**To do:**
Make an exact copy of all the data.

=== Task input ===

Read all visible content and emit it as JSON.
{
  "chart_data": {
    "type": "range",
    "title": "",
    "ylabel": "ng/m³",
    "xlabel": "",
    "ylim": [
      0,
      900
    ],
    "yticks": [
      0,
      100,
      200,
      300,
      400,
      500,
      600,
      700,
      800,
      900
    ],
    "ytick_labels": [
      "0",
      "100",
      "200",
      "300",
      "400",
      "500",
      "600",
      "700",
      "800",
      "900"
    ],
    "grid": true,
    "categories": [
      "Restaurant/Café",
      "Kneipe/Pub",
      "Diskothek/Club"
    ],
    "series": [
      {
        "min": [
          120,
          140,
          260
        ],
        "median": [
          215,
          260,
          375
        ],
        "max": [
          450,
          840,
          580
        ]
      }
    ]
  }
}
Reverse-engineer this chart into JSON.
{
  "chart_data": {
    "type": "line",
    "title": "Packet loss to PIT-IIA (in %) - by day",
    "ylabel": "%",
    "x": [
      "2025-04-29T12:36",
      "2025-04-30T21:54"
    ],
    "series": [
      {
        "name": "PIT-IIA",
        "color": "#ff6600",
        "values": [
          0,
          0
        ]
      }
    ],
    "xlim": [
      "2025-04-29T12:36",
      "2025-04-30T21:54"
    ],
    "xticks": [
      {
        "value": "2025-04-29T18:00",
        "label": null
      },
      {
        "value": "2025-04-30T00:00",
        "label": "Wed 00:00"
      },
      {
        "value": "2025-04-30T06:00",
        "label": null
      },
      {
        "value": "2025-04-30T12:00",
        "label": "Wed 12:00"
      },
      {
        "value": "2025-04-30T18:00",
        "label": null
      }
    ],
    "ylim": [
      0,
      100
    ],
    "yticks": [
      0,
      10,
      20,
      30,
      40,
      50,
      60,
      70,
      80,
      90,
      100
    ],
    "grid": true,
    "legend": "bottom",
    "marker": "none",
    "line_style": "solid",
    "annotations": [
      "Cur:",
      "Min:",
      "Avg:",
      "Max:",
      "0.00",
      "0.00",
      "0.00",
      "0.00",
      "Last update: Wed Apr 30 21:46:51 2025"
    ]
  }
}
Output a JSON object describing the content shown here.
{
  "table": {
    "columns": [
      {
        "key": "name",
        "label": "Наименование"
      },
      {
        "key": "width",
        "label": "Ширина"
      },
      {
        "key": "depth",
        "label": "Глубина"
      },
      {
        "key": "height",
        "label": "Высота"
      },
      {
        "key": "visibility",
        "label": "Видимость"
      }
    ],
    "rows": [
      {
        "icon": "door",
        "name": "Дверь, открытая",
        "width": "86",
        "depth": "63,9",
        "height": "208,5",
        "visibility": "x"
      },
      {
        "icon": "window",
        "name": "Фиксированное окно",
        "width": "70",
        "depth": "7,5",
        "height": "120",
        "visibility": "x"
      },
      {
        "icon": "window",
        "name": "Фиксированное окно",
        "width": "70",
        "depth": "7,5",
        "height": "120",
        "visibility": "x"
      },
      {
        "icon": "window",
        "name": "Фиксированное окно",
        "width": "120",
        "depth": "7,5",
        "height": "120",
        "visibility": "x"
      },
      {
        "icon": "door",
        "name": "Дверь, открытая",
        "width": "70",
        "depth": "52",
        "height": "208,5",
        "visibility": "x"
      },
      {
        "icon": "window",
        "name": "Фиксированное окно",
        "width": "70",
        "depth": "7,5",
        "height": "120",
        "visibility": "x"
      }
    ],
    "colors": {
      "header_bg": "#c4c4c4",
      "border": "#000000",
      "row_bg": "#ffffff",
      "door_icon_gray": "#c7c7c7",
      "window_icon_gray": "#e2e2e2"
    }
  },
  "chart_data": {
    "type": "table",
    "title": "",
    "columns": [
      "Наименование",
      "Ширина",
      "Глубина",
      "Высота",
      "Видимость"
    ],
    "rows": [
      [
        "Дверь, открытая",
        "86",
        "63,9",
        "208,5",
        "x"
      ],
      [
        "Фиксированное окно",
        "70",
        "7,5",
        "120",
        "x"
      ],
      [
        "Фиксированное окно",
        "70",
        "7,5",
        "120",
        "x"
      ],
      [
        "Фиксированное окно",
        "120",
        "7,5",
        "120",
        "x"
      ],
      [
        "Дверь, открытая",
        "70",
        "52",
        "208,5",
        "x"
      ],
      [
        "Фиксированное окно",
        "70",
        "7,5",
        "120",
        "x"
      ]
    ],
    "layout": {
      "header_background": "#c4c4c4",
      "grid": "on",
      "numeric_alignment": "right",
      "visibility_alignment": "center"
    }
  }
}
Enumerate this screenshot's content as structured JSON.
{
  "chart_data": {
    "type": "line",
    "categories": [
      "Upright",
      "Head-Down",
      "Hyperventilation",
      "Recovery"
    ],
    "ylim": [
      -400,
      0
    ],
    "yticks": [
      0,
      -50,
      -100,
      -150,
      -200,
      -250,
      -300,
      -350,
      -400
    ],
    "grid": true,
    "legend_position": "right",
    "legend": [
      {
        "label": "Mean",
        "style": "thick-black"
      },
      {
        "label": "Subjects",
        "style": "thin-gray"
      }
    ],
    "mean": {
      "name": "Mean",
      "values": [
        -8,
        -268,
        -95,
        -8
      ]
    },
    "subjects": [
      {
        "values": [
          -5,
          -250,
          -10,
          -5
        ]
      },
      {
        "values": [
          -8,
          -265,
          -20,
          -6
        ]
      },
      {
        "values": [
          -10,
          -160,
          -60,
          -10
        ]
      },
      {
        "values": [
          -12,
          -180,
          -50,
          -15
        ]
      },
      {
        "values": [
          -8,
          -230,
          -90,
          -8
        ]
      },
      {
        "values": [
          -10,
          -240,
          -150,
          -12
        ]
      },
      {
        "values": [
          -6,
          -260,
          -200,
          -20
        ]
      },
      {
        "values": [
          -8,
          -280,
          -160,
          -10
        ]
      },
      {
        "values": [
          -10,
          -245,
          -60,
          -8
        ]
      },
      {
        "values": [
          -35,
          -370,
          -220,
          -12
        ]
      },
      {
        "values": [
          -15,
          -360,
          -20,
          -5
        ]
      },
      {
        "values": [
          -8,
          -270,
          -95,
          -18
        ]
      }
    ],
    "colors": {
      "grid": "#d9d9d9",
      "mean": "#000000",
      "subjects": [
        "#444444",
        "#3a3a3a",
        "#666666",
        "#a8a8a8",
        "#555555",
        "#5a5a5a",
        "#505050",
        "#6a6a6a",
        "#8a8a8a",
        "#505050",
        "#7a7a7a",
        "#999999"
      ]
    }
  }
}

===

**Written answer:**
Read all visible content and emit it as JSON.
{
  "chart_data": {
    "type": "range",
    "title": "",
    "ylabel": "ng/m³",
    "xlabel": "",
    "ylim": [
      0,
      900
    ],
    "yticks": [
      0,
      100,
      200,
      300,
      400,
      500,
      600,
      700,
      800,
      900
    ],
    "ytick_labels": [
      "0",
      "100",
      "200",
      "300",
      "400",
      "500",
      "600",
      "700",
      "800",
      "900"
    ],
    "grid": true,
    "categories": [
      "Restaurant/Café",
      "Kneipe/Pub",
      "Diskothek/Club"
    ],
    "series": [
      {
        "min": [
          120,
          140,
          260
        ],
        "median": [
          215,
          260,
          375
        ],
        "max": [
          450,
          840,
          580
        ]
      }
    ]
  }
}
Reverse-engineer this chart into JSON.
{
  "chart_data": {
    "type": "line",
    "title": "Packet loss to PIT-IIA (in %) - by day",
    "ylabel": "%",
    "x": [
      "2025-04-29T12:36",
      "2025-04-30T21:54"
    ],
    "series": [
      {
        "name": "PIT-IIA",
        "color": "#ff6600",
        "values": [
          0,
          0
        ]
      }
    ],
    "xlim": [
      "2025-04-29T12:36",
      "2025-04-30T21:54"
    ],
    "xticks": [
      {
        "value": "2025-04-29T18:00",
        "label": null
      },
      {
        "value": "2025-04-30T00:00",
        "label": "Wed 00:00"
      },
      {
        "value": "2025-04-30T06:00",
        "label": null
      },
      {
        "value": "2025-04-30T12:00",
        "label": "Wed 12:00"
      },
      {
        "value": "2025-04-30T18:00",
        "label": null
      }
    ],
    "ylim": [
      0,
      100
    ],
    "yticks": [
      0,
      10,
      20,
      30,
      40,
      50,
      60,
      70,
      80,
      90,
      100
    ],
    "grid": true,
    "legend": "bottom",
    "marker": "none",
    "line_style": "solid",
    "annotations": [
      "Cur:",
      "Min:",
      "Avg:",
      "Max:",
      "0.00",
      "0.00",
      "0.00",
      "0.00",
      "Last update: Wed Apr 30 21:46:51 2025"
    ]
  }
}
Output a JSON object describing the content shown here.
{
  "table": {
    "columns": [
      {
        "key": "name",
        "label": "Наименование"
      },
      {
        "key": "width",
        "label": "Ширина"
      },
      {
        "key": "depth",
        "label": "Глубина"
      },
      {
        "key": "height",
        "label": "Высота"
      },
      {
        "key": "visibility",
        "label": "Видимость"
      }
    ],
    "rows": [
      {
        "icon": "door",
        "name": "Дверь, открытая",
        "width": "86",
        "depth": "63,9",
        "height": "208,5",
        "visibility": "x"
      },
      {
        "icon": "window",
        "name": "Фиксированное окно",
        "width": "70",
        "depth": "7,5",
        "height": "120",
        "visibility": "x"
      },
      {
        "icon": "window",
        "name": "Фиксированное окно",
        "width": "70",
        "depth": "7,5",
        "height": "120",
        "visibility": "x"
      },
      {
        "icon": "window",
        "name": "Фиксированное окно",
        "width": "120",
        "depth": "7,5",
        "height": "120",
        "visibility": "x"
      },
      {
        "icon": "door",
        "name": "Дверь, открытая",
        "width": "70",
        "depth": "52",
        "height": "208,5",
        "visibility": "x"
      },
      {
        "icon": "window",
        "name": "Фиксированное окно",
        "width": "70",
        "depth": "7,5",
        "height": "120",
        "visibility": "x"
      }
    ],
    "colors": {
      "header_bg": "#c4c4c4",
      "border": "#000000",
      "row_bg": "#ffffff",
      "door_icon_gray": "#c7c7c7",
      "window_icon_gray": "#e2e2e2"
    }
  },
  "chart_data": {
    "type": "table",
    "title": "",
    "columns": [
      "Наименование",
      "Ширина",
      "Глубина",
      "Высота",
      "Видимость"
    ],
    "rows": [
      [
        "Дверь, открытая",
        "86",
        "63,9",
        "208,5",
        "x"
      ],
      [
        "Фиксированное окно",
        "70",
        "7,5",
        "120",
        "x"
      ],
      [
        "Фиксированное окно",
        "70",
        "7,5",
        "120",
        "x"
      ],
      [
        "Фиксированное окно",
        "120",
        "7,5",
        "120",
        "x"
      ],
      [
        "Дверь, открытая",
        "70",
        "52",
        "208,5",
        "x"
      ],
      [
        "Фиксированное окно",
        "70",
        "7,5",
        "120",
        "x"
      ]
    ],
    "layout": {
      "header_background": "#c4c4c4",
      "grid": "on",
      "numeric_alignment": "right",
      "visibility_alignment": "center"
    }
  }
}
Enumerate this screenshot's content as structured JSON.
{
  "chart_data": {
    "type": "line",
    "categories": [
      "Upright",
      "Head-Down",
      "Hyperventilation",
      "Recovery"
    ],
    "ylim": [
      -400,
      0
    ],
    "yticks": [
      0,
      -50,
      -100,
      -150,
      -200,
      -250,
      -300,
      -350,
      -400
    ],
    "grid": true,
    "legend_position": "right",
    "legend": [
      {
        "label": "Mean",
        "style": "thick-black"
      },
      {
        "label": "Subjects",
        "style": "thin-gray"
      }
    ],
    "mean": {
      "name": "Mean",
      "values": [
        -8,
        -268,
        -95,
        -8
      ]
    },
    "subjects": [
      {
        "values": [
          -5,
          -250,
          -10,
          -5
        ]
      },
      {
        "values": [
          -8,
          -265,
          -20,
          -6
        ]
      },
      {
        "values": [
          -10,
          -160,
          -60,
          -10
        ]
      },
      {
        "values": [
          -12,
          -180,
          -50,
          -15
        ]
      },
      {
        "values": [
          -8,
          -230,
          -90,
          -8
        ]
      },
      {
        "values": [
          -10,
          -240,
          -150,
          -12
        ]
      },
      {
        "values": [
          -6,
          -260,
          -200,
          -20
        ]
      },
      {
        "values": [
          -8,
          -280,
          -160,
          -10
        ]
      },
      {
        "values": [
          -10,
          -245,
          -60,
          -8
        ]
      },
      {
        "values": [
          -35,
          -370,
          -220,
          -12
        ]
      },
      {
        "values": [
          -15,
          -360,
          -20,
          -5
        ]
      },
      {
        "values": [
          -8,
          -270,
          -95,
          -18
        ]
      }
    ],
    "colors": {
      "grid": "#d9d9d9",
      "mean": "#000000",
      "subjects": [
        "#444444",
        "#3a3a3a",
        "#666666",
        "#a8a8a8",
        "#555555",
        "#5a5a5a",
        "#505050",
        "#6a6a6a",
        "#8a8a8a",
        "#505050",
        "#7a7a7a",
        "#999999"
      ]
    }
  }
}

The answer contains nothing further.